> _REQUIREMENT_
State the number of lines in these records that include the word "data", and add nothing to it.

* START *

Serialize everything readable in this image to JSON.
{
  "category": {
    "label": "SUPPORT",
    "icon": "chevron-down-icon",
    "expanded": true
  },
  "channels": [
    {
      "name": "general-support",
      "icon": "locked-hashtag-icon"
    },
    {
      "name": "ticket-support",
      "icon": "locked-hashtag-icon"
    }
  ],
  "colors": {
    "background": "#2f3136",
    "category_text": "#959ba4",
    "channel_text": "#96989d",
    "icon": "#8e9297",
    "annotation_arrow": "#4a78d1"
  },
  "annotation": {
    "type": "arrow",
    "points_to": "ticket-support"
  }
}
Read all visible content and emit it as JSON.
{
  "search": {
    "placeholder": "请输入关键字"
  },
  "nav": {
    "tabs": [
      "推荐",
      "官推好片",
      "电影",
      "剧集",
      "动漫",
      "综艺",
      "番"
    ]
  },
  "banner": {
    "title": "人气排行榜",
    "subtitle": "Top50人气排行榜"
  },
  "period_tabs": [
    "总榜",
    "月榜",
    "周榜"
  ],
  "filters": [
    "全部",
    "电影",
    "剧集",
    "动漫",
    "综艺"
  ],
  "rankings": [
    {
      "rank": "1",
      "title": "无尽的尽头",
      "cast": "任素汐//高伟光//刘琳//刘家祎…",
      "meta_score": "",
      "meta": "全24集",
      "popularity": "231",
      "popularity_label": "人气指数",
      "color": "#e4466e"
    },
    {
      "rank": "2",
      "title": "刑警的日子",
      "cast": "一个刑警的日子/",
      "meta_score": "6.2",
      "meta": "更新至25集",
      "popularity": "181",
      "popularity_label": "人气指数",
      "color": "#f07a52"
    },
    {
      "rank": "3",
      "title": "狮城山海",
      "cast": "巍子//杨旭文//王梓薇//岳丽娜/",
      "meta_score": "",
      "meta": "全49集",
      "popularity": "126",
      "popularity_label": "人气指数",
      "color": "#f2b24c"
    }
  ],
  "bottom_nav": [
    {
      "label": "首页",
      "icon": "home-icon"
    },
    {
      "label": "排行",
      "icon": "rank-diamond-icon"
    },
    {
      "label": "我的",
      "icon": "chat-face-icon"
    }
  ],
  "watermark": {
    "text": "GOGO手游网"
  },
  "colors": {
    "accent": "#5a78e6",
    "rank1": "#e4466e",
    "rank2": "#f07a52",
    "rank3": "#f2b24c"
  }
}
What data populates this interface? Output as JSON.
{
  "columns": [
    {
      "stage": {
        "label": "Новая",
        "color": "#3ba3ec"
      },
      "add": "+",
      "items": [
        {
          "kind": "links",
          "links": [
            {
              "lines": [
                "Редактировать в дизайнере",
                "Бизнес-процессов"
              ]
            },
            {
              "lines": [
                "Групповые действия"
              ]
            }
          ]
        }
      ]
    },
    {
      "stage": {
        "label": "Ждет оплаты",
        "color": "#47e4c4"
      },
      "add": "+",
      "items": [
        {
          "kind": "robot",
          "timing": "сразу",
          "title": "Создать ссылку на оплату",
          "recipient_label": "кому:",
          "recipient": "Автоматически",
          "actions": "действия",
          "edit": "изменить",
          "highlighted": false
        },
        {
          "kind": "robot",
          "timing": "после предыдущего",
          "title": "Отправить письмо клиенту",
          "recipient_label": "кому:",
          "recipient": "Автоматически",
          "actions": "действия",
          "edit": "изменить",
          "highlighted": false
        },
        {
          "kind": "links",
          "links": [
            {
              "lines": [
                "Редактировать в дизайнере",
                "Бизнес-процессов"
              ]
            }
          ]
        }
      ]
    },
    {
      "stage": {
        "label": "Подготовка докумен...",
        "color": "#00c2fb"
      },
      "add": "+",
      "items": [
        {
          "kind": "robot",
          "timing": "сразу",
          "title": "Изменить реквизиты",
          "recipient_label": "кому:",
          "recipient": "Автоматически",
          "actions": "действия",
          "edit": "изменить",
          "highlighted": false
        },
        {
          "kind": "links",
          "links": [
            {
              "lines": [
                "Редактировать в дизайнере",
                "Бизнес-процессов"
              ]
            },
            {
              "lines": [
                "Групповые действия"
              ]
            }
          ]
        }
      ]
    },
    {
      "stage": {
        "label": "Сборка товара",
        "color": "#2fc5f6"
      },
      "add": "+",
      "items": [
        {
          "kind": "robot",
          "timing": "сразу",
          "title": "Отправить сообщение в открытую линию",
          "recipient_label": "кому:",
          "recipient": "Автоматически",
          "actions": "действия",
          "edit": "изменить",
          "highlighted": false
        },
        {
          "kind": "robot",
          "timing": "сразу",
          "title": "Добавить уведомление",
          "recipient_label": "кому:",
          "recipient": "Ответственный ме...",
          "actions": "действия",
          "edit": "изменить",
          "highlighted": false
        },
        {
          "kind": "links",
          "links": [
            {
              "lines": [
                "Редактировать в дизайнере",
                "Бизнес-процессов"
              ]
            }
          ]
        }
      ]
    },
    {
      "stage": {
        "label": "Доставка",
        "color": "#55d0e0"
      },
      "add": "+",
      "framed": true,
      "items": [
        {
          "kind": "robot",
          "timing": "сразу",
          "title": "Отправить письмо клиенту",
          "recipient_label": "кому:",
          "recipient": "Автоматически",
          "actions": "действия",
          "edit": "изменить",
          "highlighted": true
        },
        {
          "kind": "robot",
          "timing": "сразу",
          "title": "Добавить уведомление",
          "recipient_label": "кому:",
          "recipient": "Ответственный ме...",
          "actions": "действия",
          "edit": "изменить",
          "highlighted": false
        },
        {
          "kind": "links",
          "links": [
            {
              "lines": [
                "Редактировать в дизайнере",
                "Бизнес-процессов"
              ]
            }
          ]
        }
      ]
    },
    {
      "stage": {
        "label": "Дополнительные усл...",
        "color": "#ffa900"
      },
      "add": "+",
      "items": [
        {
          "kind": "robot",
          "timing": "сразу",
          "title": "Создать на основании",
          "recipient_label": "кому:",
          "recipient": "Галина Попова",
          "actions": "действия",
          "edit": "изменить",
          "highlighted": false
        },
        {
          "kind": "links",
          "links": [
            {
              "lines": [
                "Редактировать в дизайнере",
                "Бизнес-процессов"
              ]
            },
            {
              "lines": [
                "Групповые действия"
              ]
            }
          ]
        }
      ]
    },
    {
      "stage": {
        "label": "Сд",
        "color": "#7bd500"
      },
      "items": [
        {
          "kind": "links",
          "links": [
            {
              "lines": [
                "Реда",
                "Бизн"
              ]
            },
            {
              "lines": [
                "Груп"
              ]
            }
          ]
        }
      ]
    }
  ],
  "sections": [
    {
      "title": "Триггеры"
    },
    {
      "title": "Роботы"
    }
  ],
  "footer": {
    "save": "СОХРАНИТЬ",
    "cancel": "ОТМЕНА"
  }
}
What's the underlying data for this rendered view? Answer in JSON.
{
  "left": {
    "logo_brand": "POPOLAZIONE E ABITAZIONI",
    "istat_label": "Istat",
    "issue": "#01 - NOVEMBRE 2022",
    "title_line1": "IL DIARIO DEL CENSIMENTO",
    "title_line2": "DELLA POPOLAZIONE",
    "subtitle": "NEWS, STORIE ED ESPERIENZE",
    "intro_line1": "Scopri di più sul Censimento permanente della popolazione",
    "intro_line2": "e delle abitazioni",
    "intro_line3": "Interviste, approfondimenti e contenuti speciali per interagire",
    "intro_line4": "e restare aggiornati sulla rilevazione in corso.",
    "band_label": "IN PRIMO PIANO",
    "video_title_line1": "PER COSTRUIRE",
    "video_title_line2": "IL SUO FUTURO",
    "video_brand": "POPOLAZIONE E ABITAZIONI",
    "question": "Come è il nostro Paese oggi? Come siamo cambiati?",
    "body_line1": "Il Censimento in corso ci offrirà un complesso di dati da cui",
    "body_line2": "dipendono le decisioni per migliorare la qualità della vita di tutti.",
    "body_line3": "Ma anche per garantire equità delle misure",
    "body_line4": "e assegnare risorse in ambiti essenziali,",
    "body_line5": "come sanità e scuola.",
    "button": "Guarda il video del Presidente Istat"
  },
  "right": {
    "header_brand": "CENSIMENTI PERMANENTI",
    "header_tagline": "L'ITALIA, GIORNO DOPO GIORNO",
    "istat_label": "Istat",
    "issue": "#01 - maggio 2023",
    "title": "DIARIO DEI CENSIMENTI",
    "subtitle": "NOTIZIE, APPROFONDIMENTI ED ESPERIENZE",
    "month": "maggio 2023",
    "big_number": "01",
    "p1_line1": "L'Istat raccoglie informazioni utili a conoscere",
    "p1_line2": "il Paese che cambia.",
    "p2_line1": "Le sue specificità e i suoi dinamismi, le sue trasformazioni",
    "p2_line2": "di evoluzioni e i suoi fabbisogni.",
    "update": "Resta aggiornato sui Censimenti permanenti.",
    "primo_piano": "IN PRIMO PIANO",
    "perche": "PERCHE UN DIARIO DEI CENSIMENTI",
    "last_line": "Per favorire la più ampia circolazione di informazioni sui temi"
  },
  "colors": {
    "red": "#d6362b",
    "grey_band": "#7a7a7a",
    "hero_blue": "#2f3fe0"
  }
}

* END *

> _FULL RESPONSE_
2